[Stored data]

= = = =

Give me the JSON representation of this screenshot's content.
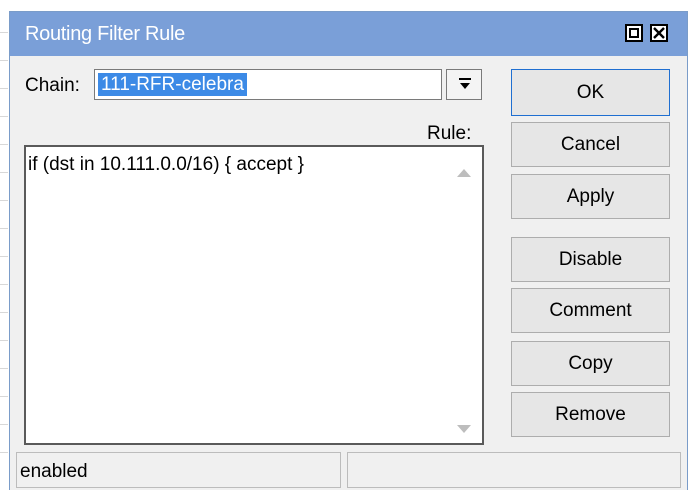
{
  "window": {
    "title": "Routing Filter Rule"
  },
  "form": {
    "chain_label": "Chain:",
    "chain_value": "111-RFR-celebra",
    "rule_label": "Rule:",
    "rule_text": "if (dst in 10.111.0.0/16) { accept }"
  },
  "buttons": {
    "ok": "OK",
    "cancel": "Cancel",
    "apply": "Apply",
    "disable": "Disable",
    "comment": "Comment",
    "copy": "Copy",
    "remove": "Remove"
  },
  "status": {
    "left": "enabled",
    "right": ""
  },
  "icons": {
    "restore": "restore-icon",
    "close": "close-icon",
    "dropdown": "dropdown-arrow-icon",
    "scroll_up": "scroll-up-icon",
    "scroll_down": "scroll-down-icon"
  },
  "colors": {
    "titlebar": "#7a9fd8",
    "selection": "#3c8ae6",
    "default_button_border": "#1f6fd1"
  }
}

= = = =

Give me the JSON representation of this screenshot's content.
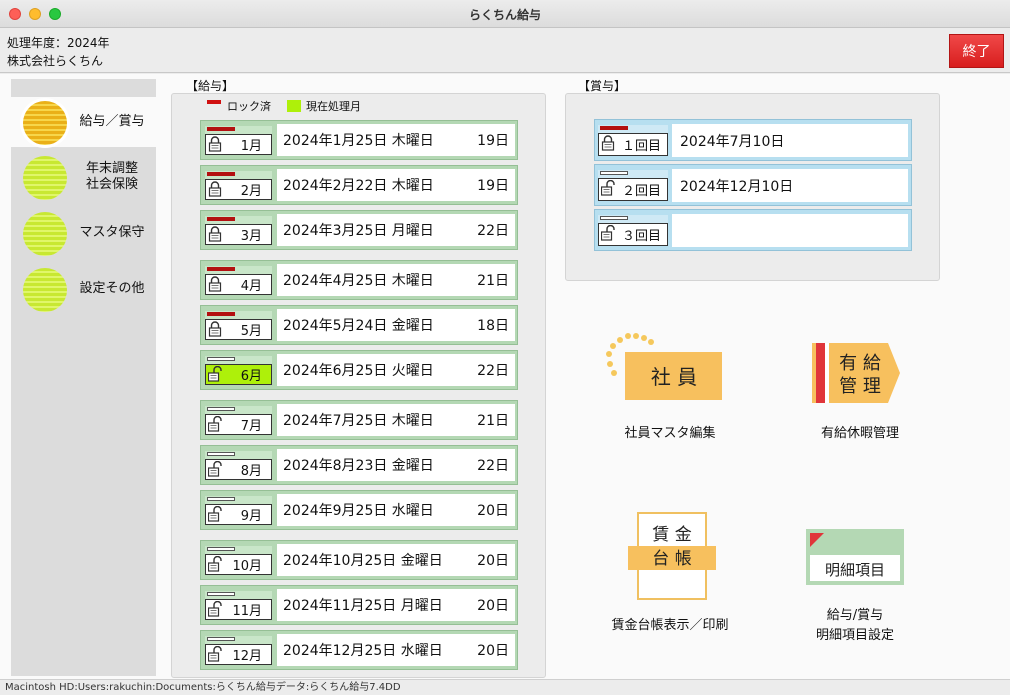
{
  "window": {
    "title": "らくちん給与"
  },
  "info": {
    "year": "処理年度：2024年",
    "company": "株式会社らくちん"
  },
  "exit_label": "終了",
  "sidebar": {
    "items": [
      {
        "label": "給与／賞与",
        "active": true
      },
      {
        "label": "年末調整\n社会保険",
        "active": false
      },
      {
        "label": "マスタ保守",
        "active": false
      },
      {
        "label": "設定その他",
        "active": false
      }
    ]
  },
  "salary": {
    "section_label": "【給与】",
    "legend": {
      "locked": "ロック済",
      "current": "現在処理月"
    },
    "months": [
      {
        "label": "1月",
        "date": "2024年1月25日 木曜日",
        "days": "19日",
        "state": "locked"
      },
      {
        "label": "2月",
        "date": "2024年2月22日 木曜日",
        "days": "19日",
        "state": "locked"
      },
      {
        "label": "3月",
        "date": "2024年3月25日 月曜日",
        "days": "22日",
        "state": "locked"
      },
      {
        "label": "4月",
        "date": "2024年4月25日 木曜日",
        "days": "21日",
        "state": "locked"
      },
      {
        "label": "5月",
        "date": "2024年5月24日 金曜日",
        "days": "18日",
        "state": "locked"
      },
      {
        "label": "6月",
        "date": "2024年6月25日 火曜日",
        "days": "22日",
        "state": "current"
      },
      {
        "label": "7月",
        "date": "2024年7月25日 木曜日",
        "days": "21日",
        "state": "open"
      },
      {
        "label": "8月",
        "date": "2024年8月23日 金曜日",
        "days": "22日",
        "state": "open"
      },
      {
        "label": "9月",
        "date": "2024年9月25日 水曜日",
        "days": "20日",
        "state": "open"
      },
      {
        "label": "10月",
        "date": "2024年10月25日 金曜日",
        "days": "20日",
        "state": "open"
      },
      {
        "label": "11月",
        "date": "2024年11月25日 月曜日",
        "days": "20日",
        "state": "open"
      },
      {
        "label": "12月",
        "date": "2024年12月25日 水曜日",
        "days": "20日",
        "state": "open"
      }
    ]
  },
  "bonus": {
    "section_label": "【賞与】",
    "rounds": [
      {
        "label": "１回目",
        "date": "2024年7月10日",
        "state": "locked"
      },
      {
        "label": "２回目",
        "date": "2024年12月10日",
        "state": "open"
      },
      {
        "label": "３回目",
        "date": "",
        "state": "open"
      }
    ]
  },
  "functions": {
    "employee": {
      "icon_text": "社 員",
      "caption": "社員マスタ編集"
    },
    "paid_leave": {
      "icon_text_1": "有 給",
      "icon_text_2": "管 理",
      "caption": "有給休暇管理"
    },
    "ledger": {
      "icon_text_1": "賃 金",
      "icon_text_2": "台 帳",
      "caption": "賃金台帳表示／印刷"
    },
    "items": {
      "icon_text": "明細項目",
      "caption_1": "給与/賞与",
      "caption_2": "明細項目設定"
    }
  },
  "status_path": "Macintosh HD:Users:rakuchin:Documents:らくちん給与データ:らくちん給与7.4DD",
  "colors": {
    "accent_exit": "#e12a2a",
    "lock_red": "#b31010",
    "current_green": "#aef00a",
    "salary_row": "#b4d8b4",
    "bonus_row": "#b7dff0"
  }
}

= = = =

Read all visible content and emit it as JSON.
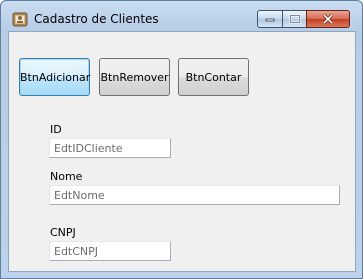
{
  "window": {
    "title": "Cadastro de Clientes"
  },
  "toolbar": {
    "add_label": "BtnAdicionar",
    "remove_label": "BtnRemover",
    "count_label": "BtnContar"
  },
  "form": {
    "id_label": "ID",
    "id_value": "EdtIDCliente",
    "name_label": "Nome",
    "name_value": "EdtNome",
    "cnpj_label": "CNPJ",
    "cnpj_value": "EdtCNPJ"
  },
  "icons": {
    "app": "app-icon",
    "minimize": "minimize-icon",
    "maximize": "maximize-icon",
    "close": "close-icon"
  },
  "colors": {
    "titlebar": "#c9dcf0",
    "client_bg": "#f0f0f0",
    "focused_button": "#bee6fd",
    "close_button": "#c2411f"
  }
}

= = = =

**Task objective**
What is the number of lines in the listing that include the word "scroll"? Give that number and nothing else.

**Finished answer**
2